**Data entries**.
☆ ☆ ☆ ☆ ☆
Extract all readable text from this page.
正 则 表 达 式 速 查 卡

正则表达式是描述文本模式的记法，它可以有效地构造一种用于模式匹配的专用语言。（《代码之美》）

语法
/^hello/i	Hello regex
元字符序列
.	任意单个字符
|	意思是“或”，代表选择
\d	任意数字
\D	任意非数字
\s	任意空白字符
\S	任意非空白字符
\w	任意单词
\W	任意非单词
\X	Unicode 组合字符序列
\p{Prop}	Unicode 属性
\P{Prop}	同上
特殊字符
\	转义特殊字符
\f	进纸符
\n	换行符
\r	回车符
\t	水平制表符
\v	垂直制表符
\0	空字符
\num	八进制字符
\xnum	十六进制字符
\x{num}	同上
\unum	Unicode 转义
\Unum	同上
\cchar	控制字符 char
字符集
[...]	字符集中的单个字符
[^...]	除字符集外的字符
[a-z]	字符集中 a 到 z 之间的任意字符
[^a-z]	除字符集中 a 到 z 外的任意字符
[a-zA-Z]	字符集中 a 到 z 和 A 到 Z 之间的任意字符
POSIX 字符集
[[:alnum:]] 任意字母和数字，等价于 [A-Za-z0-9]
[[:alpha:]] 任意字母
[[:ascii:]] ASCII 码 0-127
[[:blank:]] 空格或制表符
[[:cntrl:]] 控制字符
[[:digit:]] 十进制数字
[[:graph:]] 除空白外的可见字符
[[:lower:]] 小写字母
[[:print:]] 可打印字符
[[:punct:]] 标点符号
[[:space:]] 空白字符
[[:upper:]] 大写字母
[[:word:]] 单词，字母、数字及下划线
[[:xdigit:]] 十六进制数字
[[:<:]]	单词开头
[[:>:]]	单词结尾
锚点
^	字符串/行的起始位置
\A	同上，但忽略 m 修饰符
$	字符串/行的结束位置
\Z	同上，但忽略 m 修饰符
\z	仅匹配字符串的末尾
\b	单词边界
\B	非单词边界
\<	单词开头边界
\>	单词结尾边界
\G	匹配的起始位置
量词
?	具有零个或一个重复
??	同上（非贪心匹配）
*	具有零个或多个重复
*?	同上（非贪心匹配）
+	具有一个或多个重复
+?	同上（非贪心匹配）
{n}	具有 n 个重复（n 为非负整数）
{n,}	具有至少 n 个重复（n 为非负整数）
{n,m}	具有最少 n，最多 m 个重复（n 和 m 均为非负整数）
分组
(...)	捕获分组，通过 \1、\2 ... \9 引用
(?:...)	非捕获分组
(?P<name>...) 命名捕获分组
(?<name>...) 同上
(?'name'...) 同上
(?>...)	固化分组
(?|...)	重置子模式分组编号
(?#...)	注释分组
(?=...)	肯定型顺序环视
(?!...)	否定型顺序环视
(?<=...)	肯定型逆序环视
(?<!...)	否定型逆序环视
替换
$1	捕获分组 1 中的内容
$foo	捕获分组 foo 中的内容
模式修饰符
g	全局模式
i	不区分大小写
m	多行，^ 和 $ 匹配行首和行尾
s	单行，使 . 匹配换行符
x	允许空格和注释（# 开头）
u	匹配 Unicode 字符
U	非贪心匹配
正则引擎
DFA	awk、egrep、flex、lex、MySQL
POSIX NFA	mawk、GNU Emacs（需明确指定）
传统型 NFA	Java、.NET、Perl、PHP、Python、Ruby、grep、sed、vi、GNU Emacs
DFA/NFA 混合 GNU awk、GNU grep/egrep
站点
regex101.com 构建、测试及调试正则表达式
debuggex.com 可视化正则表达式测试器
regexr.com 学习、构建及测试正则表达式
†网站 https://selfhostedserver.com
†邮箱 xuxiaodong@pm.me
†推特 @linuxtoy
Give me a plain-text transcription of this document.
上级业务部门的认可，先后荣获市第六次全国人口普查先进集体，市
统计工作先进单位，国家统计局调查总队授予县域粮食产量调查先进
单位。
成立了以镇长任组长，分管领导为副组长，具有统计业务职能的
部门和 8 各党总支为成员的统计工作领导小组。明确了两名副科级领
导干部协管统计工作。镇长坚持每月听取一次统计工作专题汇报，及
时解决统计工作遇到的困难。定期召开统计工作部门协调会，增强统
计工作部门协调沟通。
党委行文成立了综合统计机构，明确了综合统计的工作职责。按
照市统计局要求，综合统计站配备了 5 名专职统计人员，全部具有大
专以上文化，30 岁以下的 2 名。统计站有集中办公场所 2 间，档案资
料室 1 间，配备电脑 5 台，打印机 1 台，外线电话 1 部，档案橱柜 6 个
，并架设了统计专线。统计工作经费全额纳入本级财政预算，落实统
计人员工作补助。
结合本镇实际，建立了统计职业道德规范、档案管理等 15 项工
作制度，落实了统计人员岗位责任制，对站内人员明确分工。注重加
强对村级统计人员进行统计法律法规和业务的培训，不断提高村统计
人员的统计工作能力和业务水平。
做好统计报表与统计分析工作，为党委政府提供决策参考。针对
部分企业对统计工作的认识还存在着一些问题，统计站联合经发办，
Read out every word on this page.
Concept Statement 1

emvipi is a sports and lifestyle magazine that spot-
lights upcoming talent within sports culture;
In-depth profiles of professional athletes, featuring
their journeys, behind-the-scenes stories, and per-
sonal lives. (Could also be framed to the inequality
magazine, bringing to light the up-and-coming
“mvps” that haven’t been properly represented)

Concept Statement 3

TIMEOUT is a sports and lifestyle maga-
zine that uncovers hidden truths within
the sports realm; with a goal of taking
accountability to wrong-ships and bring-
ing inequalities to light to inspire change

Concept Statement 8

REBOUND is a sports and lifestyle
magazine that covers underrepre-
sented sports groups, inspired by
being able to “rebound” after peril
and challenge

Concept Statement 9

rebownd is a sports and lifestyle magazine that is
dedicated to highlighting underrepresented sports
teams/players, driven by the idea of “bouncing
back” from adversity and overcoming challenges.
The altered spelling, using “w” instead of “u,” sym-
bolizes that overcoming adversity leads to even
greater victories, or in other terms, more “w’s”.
☆ ☆ ☆ ☆ ☆
**Exercise brief**.
Write out all records exactly, keeping every detail.

**Task solution**.
Extract all readable text from this page.
正 则 表 达 式 速 查 卡

正则表达式是描述文本模式的记法，它可以有效地构造一种用于模式匹配的专用语言。（《代码之美》）

语法
/^hello/i	Hello regex
元字符序列
.	任意单个字符
|	意思是“或”，代表选择
\d	任意数字
\D	任意非数字
\s	任意空白字符
\S	任意非空白字符
\w	任意单词
\W	任意非单词
\X	Unicode 组合字符序列
\p{Prop}	Unicode 属性
\P{Prop}	同上
特殊字符
\	转义特殊字符
\f	进纸符
\n	换行符
\r	回车符
\t	水平制表符
\v	垂直制表符
\0	空字符
\num	八进制字符
\xnum	十六进制字符
\x{num}	同上
\unum	Unicode 转义
\Unum	同上
\cchar	控制字符 char
字符集
[...]	字符集中的单个字符
[^...]	除字符集外的字符
[a-z]	字符集中 a 到 z 之间的任意字符
[^a-z]	除字符集中 a 到 z 外的任意字符
[a-zA-Z]	字符集中 a 到 z 和 A 到 Z 之间的任意字符
POSIX 字符集
[[:alnum:]] 任意字母和数字，等价于 [A-Za-z0-9]
[[:alpha:]] 任意字母
[[:ascii:]] ASCII 码 0-127
[[:blank:]] 空格或制表符
[[:cntrl:]] 控制字符
[[:digit:]] 十进制数字
[[:graph:]] 除空白外的可见字符
[[:lower:]] 小写字母
[[:print:]] 可打印字符
[[:punct:]] 标点符号
[[:space:]] 空白字符
[[:upper:]] 大写字母
[[:word:]] 单词，字母、数字及下划线
[[:xdigit:]] 十六进制数字
[[:<:]]	单词开头
[[:>:]]	单词结尾
锚点
^	字符串/行的起始位置
\A	同上，但忽略 m 修饰符
$	字符串/行的结束位置
\Z	同上，但忽略 m 修饰符
\z	仅匹配字符串的末尾
\b	单词边界
\B	非单词边界
\<	单词开头边界
\>	单词结尾边界
\G	匹配的起始位置
量词
?	具有零个或一个重复
??	同上（非贪心匹配）
*	具有零个或多个重复
*?	同上（非贪心匹配）
+	具有一个或多个重复
+?	同上（非贪心匹配）
{n}	具有 n 个重复（n 为非负整数）
{n,}	具有至少 n 个重复（n 为非负整数）
{n,m}	具有最少 n，最多 m 个重复（n 和 m 均为非负整数）
分组
(...)	捕获分组，通过 \1、\2 ... \9 引用
(?:...)	非捕获分组
(?P<name>...) 命名捕获分组
(?<name>...) 同上
(?'name'...) 同上
(?>...)	固化分组
(?|...)	重置子模式分组编号
(?#...)	注释分组
(?=...)	肯定型顺序环视
(?!...)	否定型顺序环视
(?<=...)	肯定型逆序环视
(?<!...)	否定型逆序环视
替换
$1	捕获分组 1 中的内容
$foo	捕获分组 foo 中的内容
模式修饰符
g	全局模式
i	不区分大小写
m	多行，^ 和 $ 匹配行首和行尾
s	单行，使 . 匹配换行符
x	允许空格和注释（# 开头）
u	匹配 Unicode 字符
U	非贪心匹配
正则引擎
DFA	awk、egrep、flex、lex、MySQL
POSIX NFA	mawk、GNU Emacs（需明确指定）
传统型 NFA	Java、.NET、Perl、PHP、Python、Ruby、grep、sed、vi、GNU Emacs
DFA/NFA 混合 GNU awk、GNU grep/egrep
站点
regex101.com 构建、测试及调试正则表达式
debuggex.com 可视化正则表达式测试器
regexr.com 学习、构建及测试正则表达式
†网站 https://selfhostedserver.com
†邮箱 xuxiaodong@pm.me
†推特 @linuxtoy
Give me a plain-text transcription of this document.
上级业务部门的认可，先后荣获市第六次全国人口普查先进集体，市
统计工作先进单位，国家统计局调查总队授予县域粮食产量调查先进
单位。
成立了以镇长任组长，分管领导为副组长，具有统计业务职能的
部门和 8 各党总支为成员的统计工作领导小组。明确了两名副科级领
导干部协管统计工作。镇长坚持每月听取一次统计工作专题汇报，及
时解决统计工作遇到的困难。定期召开统计工作部门协调会，增强统
计工作部门协调沟通。
党委行文成立了综合统计机构，明确了综合统计的工作职责。按
照市统计局要求，综合统计站配备了 5 名专职统计人员，全部具有大
专以上文化，30 岁以下的 2 名。统计站有集中办公场所 2 间，档案资
料室 1 间，配备电脑 5 台，打印机 1 台，外线电话 1 部，档案橱柜 6 个
，并架设了统计专线。统计工作经费全额纳入本级财政预算，落实统
计人员工作补助。
结合本镇实际，建立了统计职业道德规范、档案管理等 15 项工
作制度，落实了统计人员岗位责任制，对站内人员明确分工。注重加
强对村级统计人员进行统计法律法规和业务的培训，不断提高村统计
人员的统计工作能力和业务水平。
做好统计报表与统计分析工作，为党委政府提供决策参考。针对
部分企业对统计工作的认识还存在着一些问题，统计站联合经发办，
Read out every word on this page.
Concept Statement 1

emvipi is a sports and lifestyle magazine that spot-
lights upcoming talent within sports culture;
In-depth profiles of professional athletes, featuring
their journeys, behind-the-scenes stories, and per-
sonal lives. (Could also be framed to the inequality
magazine, bringing to light the up-and-coming
“mvps” that haven’t been properly represented)

Concept Statement 3

TIMEOUT is a sports and lifestyle maga-
zine that uncovers hidden truths within
the sports realm; with a goal of taking
accountability to wrong-ships and bring-
ing inequalities to light to inspire change

Concept Statement 8

REBOUND is a sports and lifestyle
magazine that covers underrepre-
sented sports groups, inspired by
being able to “rebound” after peril
and challenge

Concept Statement 9

rebownd is a sports and lifestyle magazine that is
dedicated to highlighting underrepresented sports
teams/players, driven by the idea of “bouncing
back” from adversity and overcoming challenges.
The altered spelling, using “w” instead of “u,” sym-
bolizes that overcoming adversity leads to even
greater victories, or in other terms, more “w’s”.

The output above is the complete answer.